_DIRECTION_: Images do not belong in the copy. Retype all the entries below exactly.

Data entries
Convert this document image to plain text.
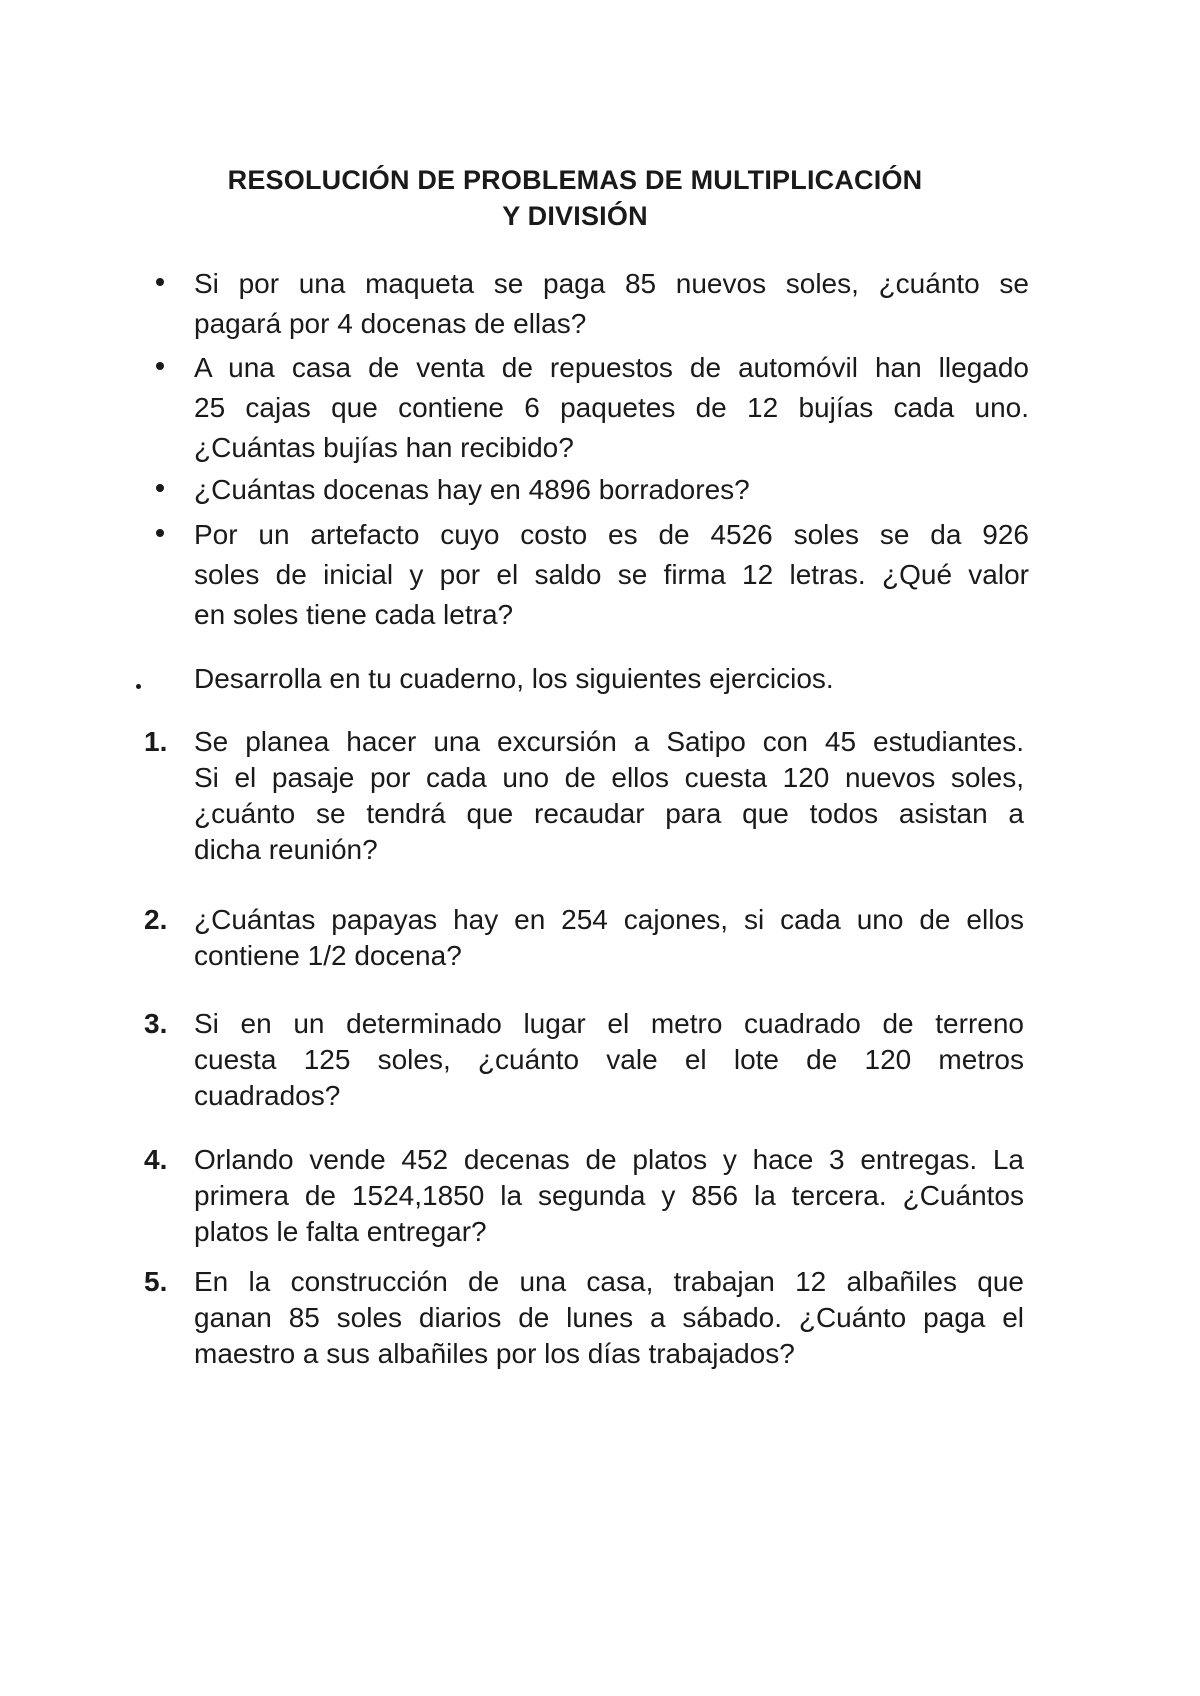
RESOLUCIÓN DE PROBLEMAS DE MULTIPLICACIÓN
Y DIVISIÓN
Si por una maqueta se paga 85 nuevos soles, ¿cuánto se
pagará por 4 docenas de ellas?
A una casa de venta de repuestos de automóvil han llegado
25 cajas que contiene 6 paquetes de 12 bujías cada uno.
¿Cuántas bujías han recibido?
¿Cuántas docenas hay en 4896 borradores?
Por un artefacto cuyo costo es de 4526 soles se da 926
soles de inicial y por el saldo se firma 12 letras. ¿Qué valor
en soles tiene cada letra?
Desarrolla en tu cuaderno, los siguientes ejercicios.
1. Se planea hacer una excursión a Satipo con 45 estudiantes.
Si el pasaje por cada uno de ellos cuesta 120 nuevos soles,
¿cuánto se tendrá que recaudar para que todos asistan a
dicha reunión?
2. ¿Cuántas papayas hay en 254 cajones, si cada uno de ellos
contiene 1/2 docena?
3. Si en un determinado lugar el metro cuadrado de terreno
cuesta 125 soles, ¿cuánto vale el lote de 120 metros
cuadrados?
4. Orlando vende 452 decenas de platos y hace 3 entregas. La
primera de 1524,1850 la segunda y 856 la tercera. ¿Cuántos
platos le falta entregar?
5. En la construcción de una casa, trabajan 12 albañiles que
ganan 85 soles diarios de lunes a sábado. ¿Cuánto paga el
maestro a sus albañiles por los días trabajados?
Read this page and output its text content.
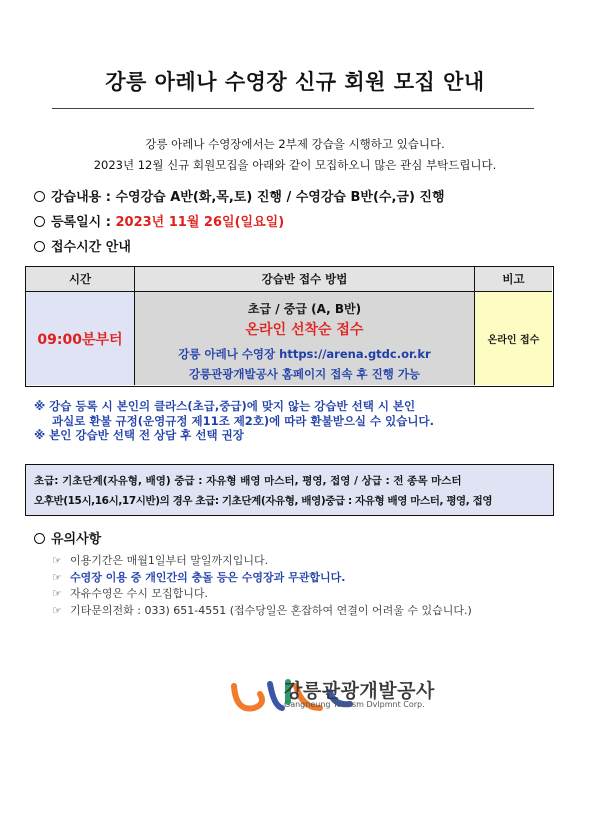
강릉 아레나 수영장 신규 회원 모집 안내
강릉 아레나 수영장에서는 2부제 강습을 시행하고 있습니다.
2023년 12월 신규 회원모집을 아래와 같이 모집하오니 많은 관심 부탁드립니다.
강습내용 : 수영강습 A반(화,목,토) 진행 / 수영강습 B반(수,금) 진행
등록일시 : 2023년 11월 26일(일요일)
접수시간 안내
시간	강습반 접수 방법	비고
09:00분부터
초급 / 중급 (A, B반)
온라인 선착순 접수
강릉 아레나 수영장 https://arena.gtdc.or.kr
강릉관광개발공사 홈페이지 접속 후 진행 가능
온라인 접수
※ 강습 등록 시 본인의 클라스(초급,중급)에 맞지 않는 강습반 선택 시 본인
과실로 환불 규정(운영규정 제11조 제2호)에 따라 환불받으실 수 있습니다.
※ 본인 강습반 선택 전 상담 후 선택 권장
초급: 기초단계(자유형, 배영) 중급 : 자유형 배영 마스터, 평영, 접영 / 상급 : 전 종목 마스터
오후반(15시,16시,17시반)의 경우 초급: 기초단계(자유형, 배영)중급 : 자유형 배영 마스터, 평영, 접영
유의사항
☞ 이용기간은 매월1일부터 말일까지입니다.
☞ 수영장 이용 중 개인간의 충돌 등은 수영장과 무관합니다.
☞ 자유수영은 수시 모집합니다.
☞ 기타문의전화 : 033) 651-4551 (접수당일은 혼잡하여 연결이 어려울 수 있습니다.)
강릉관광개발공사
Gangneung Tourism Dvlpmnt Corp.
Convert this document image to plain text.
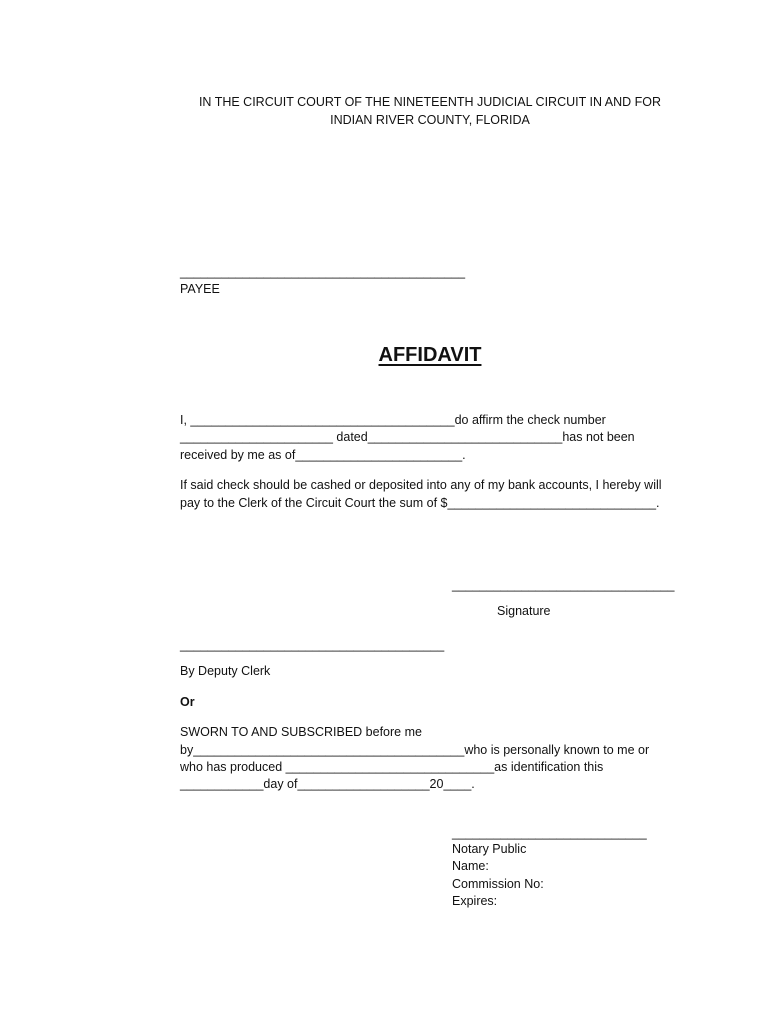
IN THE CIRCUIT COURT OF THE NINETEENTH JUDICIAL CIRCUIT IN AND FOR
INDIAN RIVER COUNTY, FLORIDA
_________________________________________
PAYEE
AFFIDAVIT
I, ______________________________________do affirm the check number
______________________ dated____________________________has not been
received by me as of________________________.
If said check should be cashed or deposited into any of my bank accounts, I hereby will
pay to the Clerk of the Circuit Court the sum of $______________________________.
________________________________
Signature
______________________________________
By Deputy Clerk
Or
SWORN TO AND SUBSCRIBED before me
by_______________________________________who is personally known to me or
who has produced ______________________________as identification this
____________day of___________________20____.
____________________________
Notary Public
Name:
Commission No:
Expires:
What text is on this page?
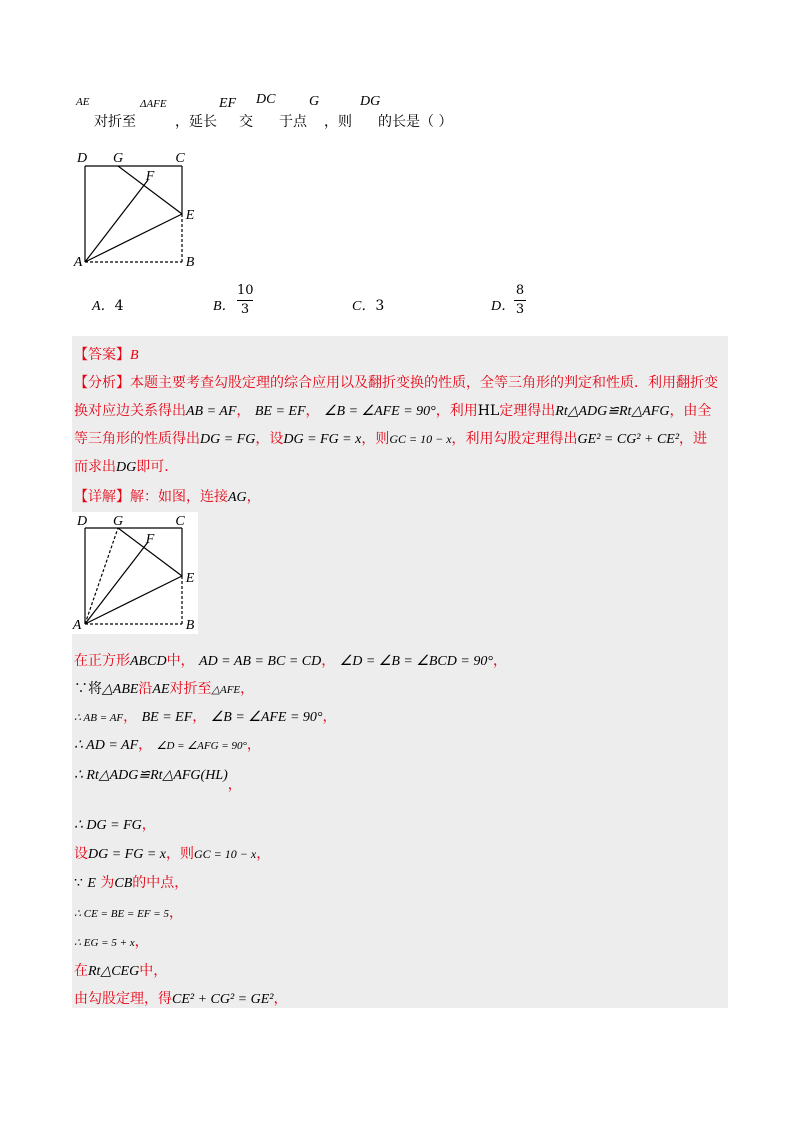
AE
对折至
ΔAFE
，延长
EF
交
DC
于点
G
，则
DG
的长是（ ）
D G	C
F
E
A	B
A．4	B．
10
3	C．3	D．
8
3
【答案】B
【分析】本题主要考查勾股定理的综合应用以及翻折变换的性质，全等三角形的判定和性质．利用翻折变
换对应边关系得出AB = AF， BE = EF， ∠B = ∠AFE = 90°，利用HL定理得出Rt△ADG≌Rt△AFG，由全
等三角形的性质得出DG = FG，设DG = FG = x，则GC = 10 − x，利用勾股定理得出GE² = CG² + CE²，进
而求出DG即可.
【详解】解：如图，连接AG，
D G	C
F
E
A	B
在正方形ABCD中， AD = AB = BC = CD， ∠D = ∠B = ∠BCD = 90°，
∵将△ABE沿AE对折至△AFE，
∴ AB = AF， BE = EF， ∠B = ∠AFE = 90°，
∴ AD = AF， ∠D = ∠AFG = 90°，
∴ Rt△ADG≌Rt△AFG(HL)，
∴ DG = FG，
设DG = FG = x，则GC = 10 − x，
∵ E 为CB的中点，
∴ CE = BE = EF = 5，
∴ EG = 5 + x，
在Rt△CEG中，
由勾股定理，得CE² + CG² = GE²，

_THE SOLUTION_:
Convert this document image to plain text.
RESOLUCIÓN DE PROBLEMAS DE MULTIPLICACIÓN
Y DIVISIÓN
Si por una maqueta se paga 85 nuevos soles, ¿cuánto se
pagará por 4 docenas de ellas?
A una casa de venta de repuestos de automóvil han llegado
25 cajas que contiene 6 paquetes de 12 bujías cada uno.
¿Cuántas bujías han recibido?
¿Cuántas docenas hay en 4896 borradores?
Por un artefacto cuyo costo es de 4526 soles se da 926
soles de inicial y por el saldo se firma 12 letras. ¿Qué valor
en soles tiene cada letra?
Desarrolla en tu cuaderno, los siguientes ejercicios.
1. Se planea hacer una excursión a Satipo con 45 estudiantes.
Si el pasaje por cada uno de ellos cuesta 120 nuevos soles,
¿cuánto se tendrá que recaudar para que todos asistan a
dicha reunión?
2. ¿Cuántas papayas hay en 254 cajones, si cada uno de ellos
contiene 1/2 docena?
3. Si en un determinado lugar el metro cuadrado de terreno
cuesta 125 soles, ¿cuánto vale el lote de 120 metros
cuadrados?
4. Orlando vende 452 decenas de platos y hace 3 entregas. La
primera de 1524,1850 la segunda y 856 la tercera. ¿Cuántos
platos le falta entregar?
5. En la construcción de una casa, trabajan 12 albañiles que
ganan 85 soles diarios de lunes a sábado. ¿Cuánto paga el
maestro a sus albañiles por los días trabajados?
Read this page and output its text content.
강릉 아레나 수영장 신규 회원 모집 안내
강릉 아레나 수영장에서는 2부제 강습을 시행하고 있습니다.
2023년 12월 신규 회원모집을 아래와 같이 모집하오니 많은 관심 부탁드립니다.
강습내용 : 수영강습 A반(화,목,토) 진행 / 수영강습 B반(수,금) 진행
등록일시 : 2023년 11월 26일(일요일)
접수시간 안내
시간	강습반 접수 방법	비고
09:00분부터
초급 / 중급 (A, B반)
온라인 선착순 접수
강릉 아레나 수영장 https://arena.gtdc.or.kr
강릉관광개발공사 홈페이지 접속 후 진행 가능
온라인 접수
※ 강습 등록 시 본인의 클라스(초급,중급)에 맞지 않는 강습반 선택 시 본인
과실로 환불 규정(운영규정 제11조 제2호)에 따라 환불받으실 수 있습니다.
※ 본인 강습반 선택 전 상담 후 선택 권장
초급: 기초단계(자유형, 배영) 중급 : 자유형 배영 마스터, 평영, 접영 / 상급 : 전 종목 마스터
오후반(15시,16시,17시반)의 경우 초급: 기초단계(자유형, 배영)중급 : 자유형 배영 마스터, 평영, 접영
유의사항
☞ 이용기간은 매월1일부터 말일까지입니다.
☞ 수영장 이용 중 개인간의 충돌 등은 수영장과 무관합니다.
☞ 자유수영은 수시 모집합니다.
☞ 기타문의전화 : 033) 651-4551 (접수당일은 혼잡하여 연결이 어려울 수 있습니다.)
강릉관광개발공사
Gangneung Tourism Dvlpmnt Corp.
Convert this document image to plain text.
IN THE CIRCUIT COURT OF THE NINETEENTH JUDICIAL CIRCUIT IN AND FOR
INDIAN RIVER COUNTY, FLORIDA
_________________________________________
PAYEE
AFFIDAVIT
I, ______________________________________do affirm the check number
______________________ dated____________________________has not been
received by me as of________________________.
If said check should be cashed or deposited into any of my bank accounts, I hereby will
pay to the Clerk of the Circuit Court the sum of $______________________________.
________________________________
Signature
______________________________________
By Deputy Clerk
Or
SWORN TO AND SUBSCRIBED before me
by_______________________________________who is personally known to me or
who has produced ______________________________as identification this
____________day of___________________20____.
____________________________
Notary Public
Name:
Commission No:
Expires:
What text is on this page?
AE
对折至
ΔAFE
，延长
EF
交
DC
于点
G
，则
DG
的长是（ ）
D G	C
F
E
A	B
A．4	B．
10
3	C．3	D．
8
3
【答案】B
【分析】本题主要考查勾股定理的综合应用以及翻折变换的性质，全等三角形的判定和性质．利用翻折变
换对应边关系得出AB = AF， BE = EF， ∠B = ∠AFE = 90°，利用HL定理得出Rt△ADG≌Rt△AFG，由全
等三角形的性质得出DG = FG，设DG = FG = x，则GC = 10 − x，利用勾股定理得出GE² = CG² + CE²，进
而求出DG即可.
【详解】解：如图，连接AG，
D G	C
F
E
A	B
在正方形ABCD中， AD = AB = BC = CD， ∠D = ∠B = ∠BCD = 90°，
∵将△ABE沿AE对折至△AFE，
∴ AB = AF， BE = EF， ∠B = ∠AFE = 90°，
∴ AD = AF， ∠D = ∠AFG = 90°，
∴ Rt△ADG≌Rt△AFG(HL)，
∴ DG = FG，
设DG = FG = x，则GC = 10 − x，
∵ E 为CB的中点，
∴ CE = BE = EF = 5，
∴ EG = 5 + x，
在Rt△CEG中，
由勾股定理，得CE² + CG² = GE²，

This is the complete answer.